Document passage:

════

This water heater was installed by a plumbing and heating company that’s been in business since 1956.

Not sure of their setup, but I'd bet they are full commission.


The large house is in an affluent neighborhood; the couple is retired, and only needed the 50 gallon to replace the original 50 because they have a large soaker tub.

The price they paid was about 75% of the cost of installing any on demand heater, and a few hundred more than I would have charged for a power vented storage water heater (polypropylene vent).

Money was not an issue with this couple.
Makes my teeth hurt when someone gets work of this quality .
I shudder to think of the possible the outcome if they had not had someone inspecting their heating system within a few weeks of this work being done.

When we install replacement gas water heaters here, we can purchase permits for a slightly reduced rate, and submit a list of installations to the AHJ every three months. Depending on your history, the AHJ will inspect some or all of your work.
The permit is a non-removable decal, which must be applied to the water heater.

════

Data section:
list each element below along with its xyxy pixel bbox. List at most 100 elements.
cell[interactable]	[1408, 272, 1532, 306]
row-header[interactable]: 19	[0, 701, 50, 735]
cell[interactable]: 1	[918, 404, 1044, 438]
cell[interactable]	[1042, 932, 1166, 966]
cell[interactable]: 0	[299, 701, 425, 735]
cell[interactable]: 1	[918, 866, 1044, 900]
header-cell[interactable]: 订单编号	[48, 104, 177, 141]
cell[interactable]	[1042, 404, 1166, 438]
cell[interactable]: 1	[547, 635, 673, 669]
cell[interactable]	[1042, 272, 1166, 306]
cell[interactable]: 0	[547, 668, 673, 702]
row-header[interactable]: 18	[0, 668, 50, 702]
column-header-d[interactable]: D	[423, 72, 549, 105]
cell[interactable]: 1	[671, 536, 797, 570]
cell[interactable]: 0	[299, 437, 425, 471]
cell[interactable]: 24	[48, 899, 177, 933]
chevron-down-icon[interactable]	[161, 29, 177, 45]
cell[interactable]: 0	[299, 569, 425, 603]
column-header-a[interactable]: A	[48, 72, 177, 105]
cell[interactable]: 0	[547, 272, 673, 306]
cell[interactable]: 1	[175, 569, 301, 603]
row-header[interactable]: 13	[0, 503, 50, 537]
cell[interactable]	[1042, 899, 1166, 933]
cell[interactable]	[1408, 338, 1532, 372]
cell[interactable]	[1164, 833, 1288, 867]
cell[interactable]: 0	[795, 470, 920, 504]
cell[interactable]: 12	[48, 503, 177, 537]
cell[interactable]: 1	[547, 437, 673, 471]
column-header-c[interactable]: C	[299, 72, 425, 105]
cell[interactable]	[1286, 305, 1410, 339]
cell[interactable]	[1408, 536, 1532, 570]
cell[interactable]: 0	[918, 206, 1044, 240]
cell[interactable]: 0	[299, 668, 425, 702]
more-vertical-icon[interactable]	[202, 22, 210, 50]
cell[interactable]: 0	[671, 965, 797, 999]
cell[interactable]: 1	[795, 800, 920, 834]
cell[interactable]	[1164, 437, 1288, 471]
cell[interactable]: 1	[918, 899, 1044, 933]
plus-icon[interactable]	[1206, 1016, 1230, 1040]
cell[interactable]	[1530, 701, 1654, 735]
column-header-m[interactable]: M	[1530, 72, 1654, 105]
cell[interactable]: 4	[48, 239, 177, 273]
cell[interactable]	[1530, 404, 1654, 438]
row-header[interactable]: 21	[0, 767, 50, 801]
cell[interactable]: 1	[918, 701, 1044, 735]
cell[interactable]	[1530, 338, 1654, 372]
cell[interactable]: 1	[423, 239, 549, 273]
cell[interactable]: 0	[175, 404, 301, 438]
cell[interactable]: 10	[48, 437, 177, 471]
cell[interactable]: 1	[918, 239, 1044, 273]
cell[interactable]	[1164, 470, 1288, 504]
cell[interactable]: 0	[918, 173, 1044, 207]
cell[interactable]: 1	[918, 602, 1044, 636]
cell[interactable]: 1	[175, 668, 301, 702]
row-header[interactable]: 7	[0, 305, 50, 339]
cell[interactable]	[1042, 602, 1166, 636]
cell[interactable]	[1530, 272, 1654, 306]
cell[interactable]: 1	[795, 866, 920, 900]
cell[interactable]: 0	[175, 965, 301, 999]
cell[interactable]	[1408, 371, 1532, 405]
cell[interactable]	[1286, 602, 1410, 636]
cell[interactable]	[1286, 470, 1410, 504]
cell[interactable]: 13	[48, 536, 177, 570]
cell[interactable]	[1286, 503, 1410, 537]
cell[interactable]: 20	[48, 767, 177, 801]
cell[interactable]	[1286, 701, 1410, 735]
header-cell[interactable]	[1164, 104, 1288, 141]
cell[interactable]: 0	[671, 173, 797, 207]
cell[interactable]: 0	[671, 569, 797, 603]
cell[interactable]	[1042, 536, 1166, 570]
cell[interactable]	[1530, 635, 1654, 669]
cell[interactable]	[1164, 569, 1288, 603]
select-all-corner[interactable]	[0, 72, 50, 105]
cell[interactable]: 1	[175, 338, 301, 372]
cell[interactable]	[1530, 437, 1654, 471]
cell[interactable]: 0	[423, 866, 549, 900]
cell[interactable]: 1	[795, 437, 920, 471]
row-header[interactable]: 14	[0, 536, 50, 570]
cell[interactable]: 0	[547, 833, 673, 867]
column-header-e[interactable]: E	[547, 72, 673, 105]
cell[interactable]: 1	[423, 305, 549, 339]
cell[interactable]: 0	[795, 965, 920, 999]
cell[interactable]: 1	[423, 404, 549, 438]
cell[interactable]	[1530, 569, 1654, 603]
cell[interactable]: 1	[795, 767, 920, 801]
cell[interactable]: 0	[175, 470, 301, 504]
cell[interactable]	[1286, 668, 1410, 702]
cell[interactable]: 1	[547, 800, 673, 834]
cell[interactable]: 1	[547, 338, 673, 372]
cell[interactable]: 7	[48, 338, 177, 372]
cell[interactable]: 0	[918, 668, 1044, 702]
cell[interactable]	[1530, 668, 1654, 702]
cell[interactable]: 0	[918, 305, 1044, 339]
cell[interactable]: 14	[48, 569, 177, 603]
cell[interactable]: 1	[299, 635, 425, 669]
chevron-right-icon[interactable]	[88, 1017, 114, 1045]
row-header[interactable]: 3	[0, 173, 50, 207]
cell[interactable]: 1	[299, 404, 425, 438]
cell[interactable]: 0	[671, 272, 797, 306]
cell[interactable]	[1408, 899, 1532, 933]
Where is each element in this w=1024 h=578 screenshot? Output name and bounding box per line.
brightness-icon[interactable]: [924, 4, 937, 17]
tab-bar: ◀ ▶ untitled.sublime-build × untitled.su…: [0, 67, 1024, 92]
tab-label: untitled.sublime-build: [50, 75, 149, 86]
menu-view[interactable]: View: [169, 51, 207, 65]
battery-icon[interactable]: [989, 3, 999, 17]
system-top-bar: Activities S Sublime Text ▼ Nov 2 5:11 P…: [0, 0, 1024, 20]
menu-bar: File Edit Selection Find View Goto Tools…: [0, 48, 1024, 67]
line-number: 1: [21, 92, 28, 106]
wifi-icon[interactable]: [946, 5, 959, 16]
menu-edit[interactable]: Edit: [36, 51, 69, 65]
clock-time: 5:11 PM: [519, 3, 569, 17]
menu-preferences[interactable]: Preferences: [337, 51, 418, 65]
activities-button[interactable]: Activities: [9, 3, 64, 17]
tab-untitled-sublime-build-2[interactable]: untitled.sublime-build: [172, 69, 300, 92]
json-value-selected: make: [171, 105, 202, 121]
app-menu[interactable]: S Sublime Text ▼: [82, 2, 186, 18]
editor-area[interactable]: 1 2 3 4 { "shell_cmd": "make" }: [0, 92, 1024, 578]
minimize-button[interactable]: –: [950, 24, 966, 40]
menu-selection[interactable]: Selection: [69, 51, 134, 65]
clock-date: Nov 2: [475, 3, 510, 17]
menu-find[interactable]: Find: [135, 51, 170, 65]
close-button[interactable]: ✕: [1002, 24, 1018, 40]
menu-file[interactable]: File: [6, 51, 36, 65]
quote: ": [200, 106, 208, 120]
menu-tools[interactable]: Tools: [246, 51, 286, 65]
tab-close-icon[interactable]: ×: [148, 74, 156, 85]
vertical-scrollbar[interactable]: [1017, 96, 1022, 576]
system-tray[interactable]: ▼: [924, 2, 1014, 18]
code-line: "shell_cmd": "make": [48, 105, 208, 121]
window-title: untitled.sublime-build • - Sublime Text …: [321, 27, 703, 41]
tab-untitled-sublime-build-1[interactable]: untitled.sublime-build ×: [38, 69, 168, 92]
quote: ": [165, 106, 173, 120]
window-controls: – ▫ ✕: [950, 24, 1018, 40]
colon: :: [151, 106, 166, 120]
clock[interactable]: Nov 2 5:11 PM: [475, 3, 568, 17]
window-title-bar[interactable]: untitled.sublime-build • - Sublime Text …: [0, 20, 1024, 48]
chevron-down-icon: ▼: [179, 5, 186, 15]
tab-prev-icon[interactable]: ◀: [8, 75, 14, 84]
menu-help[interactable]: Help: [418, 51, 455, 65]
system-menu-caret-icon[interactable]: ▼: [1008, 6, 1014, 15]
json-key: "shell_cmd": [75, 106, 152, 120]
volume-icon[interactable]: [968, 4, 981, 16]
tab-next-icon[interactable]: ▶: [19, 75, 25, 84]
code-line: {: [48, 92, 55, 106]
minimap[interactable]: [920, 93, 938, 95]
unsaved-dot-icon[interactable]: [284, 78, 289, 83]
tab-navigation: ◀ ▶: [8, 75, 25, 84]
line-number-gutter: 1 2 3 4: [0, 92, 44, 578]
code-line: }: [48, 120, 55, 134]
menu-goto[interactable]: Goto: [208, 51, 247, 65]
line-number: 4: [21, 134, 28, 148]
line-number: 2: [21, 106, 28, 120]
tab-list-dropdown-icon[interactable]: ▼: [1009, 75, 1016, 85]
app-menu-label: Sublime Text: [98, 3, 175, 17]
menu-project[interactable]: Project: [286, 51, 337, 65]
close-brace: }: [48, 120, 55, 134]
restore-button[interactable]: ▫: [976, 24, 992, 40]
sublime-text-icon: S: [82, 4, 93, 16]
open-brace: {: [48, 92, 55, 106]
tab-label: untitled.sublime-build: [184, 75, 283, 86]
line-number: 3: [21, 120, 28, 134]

════

Tasks:
A – Answer these questions using the water heater post:
(i) Since what year has the company that installed the water heater been in business?
(ii) What size water heater did the retired couple need?
(iii) How often is a list of installations submitted to the AHJ?
B – In the water heater post, quote everything from "This water heater" down to "are full commission.".
C – Extend the water heater post, starting after its last sentence.

Outputs:
A –
(i) 1956
(ii) 50 gallon
(iii) Every three months

B –
This water heater was installed by a plumbing and heating company that’s been in business since 1956.

Not sure of their setup, but I'd bet they are full commission.

C –
This heater didn't have one.

Gas contractors here are required to post a bond annually to the AHJ.
If a Safety Officer (inspector) directs a contractor to rectify any deficiencies and they do not comply, that bond can be cashed and put towards hiring a 3rd party to satisfy the orders.
The installing fitter would likely be board reviewed.

I'll keep you posted on the final outcome.


----------



## Master Mark (Aug 14, 2009)

dclark said:


> All good comments!
> Well, except for MrBiz..
> 
> Stop trying to take credit for some of MY finest SharkBitery to date.:no:
> ...


 



So, have you shown the customer the god-awful mess you found..?? 

Have you or the customer turned this mess into the permit division??

Sometimes I have considered doing this , but I never wanted to stir up crap with competitors... it comes back around somehow...

 I always just politely told the customer that they have a mess and a dangerous situation on their hands and to complain to the person that did the work...and force them to make it right.... 

.and please keep my name out of it..
.they dont need to know my name...:yes:


----------



## dclark (Dec 12, 2010)

First phone call today with the homeowner, I stressed that I should have shut him down right there, and that if it was not resolved by 9, I'd have to notify the AHJ. Not that I was being an ass, but it's MY license on the line now (last guy to look at it).

Second call, the homeowner told me that the installing company had sent a senior tech, who spent less than 2 minutes in the crawlspace inspecting the heater.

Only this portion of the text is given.